### Written instruction
Each line that holds the word "content" counts once; give the total number of such lines and nothing else.

-- START --

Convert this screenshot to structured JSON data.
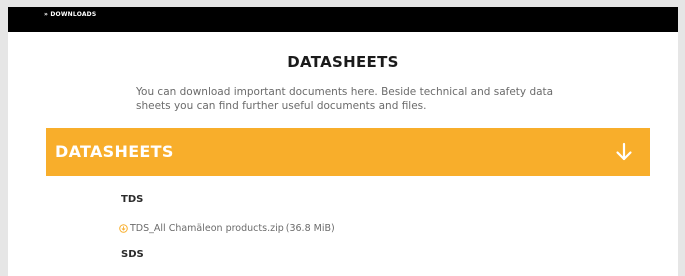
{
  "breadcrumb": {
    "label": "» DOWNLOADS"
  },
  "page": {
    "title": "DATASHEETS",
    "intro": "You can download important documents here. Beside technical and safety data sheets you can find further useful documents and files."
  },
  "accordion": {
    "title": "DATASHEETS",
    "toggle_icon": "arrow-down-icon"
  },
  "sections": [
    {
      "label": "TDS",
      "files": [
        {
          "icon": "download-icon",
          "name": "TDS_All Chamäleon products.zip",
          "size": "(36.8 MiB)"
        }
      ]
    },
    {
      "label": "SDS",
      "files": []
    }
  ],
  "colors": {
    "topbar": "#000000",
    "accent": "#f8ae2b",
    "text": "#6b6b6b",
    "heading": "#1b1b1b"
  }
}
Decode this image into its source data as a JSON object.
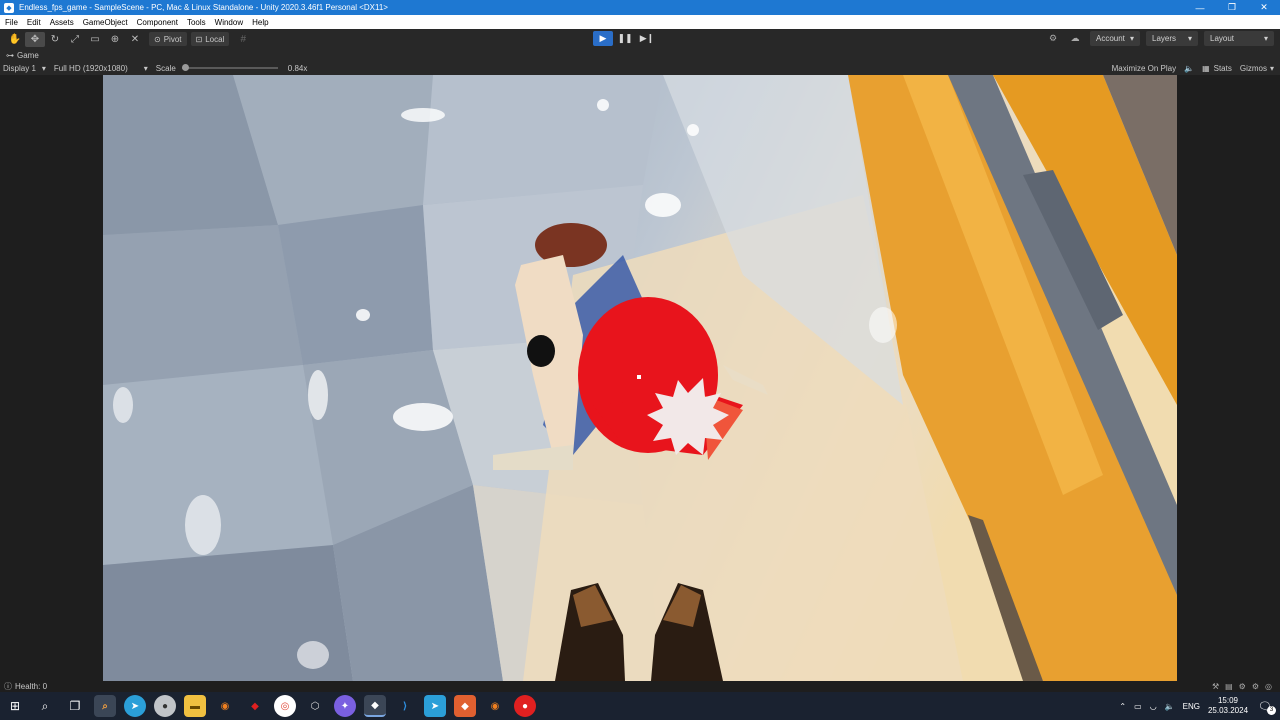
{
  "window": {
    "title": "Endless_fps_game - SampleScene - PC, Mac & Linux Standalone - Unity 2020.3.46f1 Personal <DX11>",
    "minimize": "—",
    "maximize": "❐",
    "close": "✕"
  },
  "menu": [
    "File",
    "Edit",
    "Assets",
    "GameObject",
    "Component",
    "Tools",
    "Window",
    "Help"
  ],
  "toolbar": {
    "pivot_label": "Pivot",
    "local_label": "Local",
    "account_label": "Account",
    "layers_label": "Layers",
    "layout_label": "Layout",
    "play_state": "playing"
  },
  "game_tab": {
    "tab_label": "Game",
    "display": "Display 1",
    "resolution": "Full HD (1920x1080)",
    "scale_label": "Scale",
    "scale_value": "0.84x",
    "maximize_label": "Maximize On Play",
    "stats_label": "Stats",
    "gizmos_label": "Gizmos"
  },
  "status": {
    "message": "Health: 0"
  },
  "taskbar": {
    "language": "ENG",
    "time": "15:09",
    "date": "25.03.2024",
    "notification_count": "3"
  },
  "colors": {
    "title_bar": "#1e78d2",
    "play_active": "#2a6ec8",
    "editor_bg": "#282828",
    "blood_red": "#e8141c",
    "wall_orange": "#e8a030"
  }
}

-- END --
-- START --

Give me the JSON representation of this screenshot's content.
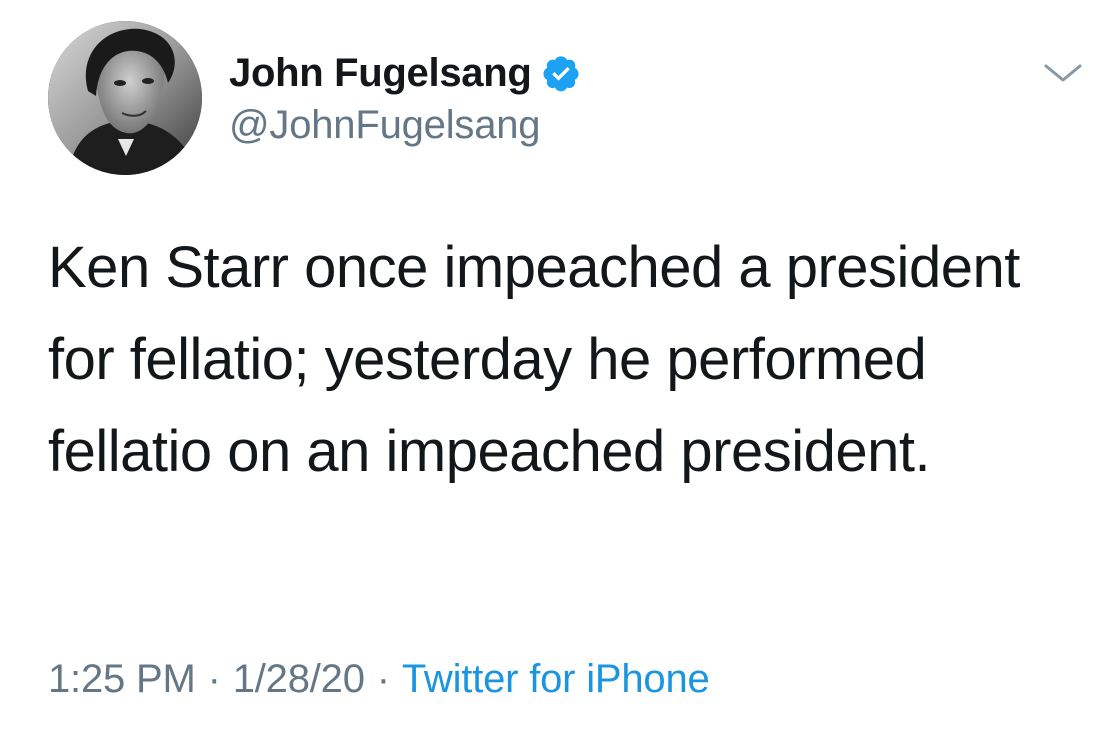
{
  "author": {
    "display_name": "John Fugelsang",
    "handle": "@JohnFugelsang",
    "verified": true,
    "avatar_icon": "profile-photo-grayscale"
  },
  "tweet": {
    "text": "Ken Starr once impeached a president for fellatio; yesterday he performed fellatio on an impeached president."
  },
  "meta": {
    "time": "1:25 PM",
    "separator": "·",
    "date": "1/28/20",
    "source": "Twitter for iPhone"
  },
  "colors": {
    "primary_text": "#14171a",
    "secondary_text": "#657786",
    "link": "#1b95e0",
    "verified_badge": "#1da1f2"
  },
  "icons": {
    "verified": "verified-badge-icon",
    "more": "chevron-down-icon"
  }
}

-- END --
-- START --

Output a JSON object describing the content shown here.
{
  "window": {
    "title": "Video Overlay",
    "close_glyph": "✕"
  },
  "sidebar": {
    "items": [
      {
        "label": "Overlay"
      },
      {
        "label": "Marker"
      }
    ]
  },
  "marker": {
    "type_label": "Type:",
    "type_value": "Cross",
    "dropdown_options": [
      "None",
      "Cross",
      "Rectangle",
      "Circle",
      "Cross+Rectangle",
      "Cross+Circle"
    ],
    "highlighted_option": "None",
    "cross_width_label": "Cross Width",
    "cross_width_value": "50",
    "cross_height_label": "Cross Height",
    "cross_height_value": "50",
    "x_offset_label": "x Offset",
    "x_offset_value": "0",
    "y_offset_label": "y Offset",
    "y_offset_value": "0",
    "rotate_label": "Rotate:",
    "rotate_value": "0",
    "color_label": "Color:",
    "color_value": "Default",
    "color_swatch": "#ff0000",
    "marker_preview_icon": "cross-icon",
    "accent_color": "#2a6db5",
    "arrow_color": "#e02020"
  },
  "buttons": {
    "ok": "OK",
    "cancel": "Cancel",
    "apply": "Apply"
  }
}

-- END --

### Solution for this exercise
2